All of the data below must be repeated exactly.

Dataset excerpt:
= = = =
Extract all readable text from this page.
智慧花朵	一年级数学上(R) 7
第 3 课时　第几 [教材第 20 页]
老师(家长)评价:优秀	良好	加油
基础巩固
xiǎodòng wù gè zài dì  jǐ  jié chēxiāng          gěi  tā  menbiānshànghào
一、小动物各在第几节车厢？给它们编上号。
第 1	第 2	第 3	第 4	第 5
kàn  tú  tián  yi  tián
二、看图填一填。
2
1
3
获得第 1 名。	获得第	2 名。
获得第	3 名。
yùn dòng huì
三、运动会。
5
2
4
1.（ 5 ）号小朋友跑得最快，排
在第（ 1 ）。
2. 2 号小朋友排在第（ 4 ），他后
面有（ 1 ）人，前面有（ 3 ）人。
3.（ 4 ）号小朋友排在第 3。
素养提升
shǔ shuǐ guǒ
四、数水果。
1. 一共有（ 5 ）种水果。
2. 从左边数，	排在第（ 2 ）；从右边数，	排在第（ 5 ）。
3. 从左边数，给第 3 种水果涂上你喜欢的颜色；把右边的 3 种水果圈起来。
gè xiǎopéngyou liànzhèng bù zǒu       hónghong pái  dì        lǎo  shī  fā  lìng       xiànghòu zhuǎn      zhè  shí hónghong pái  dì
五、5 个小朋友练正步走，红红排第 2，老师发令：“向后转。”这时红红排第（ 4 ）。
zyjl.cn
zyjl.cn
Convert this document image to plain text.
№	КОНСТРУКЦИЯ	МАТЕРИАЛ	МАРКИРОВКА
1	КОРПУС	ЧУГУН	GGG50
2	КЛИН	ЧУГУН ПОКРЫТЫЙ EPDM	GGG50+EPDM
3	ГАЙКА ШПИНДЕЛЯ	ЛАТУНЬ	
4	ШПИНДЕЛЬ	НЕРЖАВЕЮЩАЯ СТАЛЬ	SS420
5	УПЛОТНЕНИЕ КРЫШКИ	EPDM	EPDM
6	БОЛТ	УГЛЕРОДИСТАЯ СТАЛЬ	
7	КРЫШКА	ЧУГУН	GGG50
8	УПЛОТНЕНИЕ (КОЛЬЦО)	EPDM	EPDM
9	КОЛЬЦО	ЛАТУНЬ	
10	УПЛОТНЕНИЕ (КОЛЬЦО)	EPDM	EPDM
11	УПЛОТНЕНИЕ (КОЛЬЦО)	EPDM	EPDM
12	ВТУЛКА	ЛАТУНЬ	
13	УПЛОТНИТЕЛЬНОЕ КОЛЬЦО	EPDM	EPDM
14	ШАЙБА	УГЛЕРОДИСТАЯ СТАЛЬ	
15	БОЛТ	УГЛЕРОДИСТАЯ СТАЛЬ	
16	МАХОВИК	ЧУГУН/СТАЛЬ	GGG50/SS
= = = =
**SOLUTION FOR THIS TASK**:
Extract all readable text from this page.
智慧花朵	一年级数学上(R) 7
第 3 课时　第几 [教材第 20 页]
老师(家长)评价:优秀	良好	加油
基础巩固
xiǎodòng wù gè zài dì  jǐ  jié chēxiāng          gěi  tā  menbiānshànghào
一、小动物各在第几节车厢？给它们编上号。
第 1	第 2	第 3	第 4	第 5
kàn  tú  tián  yi  tián
二、看图填一填。
2
1
3
获得第 1 名。	获得第	2 名。
获得第	3 名。
yùn dòng huì
三、运动会。
5
2
4
1.（ 5 ）号小朋友跑得最快，排
在第（ 1 ）。
2. 2 号小朋友排在第（ 4 ），他后
面有（ 1 ）人，前面有（ 3 ）人。
3.（ 4 ）号小朋友排在第 3。
素养提升
shǔ shuǐ guǒ
四、数水果。
1. 一共有（ 5 ）种水果。
2. 从左边数，	排在第（ 2 ）；从右边数，	排在第（ 5 ）。
3. 从左边数，给第 3 种水果涂上你喜欢的颜色；把右边的 3 种水果圈起来。
gè xiǎopéngyou liànzhèng bù zǒu       hónghong pái  dì        lǎo  shī  fā  lìng       xiànghòu zhuǎn      zhè  shí hónghong pái  dì
五、5 个小朋友练正步走，红红排第 2，老师发令：“向后转。”这时红红排第（ 4 ）。
zyjl.cn
zyjl.cn
Convert this document image to plain text.
№	КОНСТРУКЦИЯ	МАТЕРИАЛ	МАРКИРОВКА
1	КОРПУС	ЧУГУН	GGG50
2	КЛИН	ЧУГУН ПОКРЫТЫЙ EPDM	GGG50+EPDM
3	ГАЙКА ШПИНДЕЛЯ	ЛАТУНЬ	
4	ШПИНДЕЛЬ	НЕРЖАВЕЮЩАЯ СТАЛЬ	SS420
5	УПЛОТНЕНИЕ КРЫШКИ	EPDM	EPDM
6	БОЛТ	УГЛЕРОДИСТАЯ СТАЛЬ	
7	КРЫШКА	ЧУГУН	GGG50
8	УПЛОТНЕНИЕ (КОЛЬЦО)	EPDM	EPDM
9	КОЛЬЦО	ЛАТУНЬ	
10	УПЛОТНЕНИЕ (КОЛЬЦО)	EPDM	EPDM
11	УПЛОТНЕНИЕ (КОЛЬЦО)	EPDM	EPDM
12	ВТУЛКА	ЛАТУНЬ	
13	УПЛОТНИТЕЛЬНОЕ КОЛЬЦО	EPDM	EPDM
14	ШАЙБА	УГЛЕРОДИСТАЯ СТАЛЬ	
15	БОЛТ	УГЛЕРОДИСТАЯ СТАЛЬ	
16	МАХОВИК	ЧУГУН/СТАЛЬ	GGG50/SS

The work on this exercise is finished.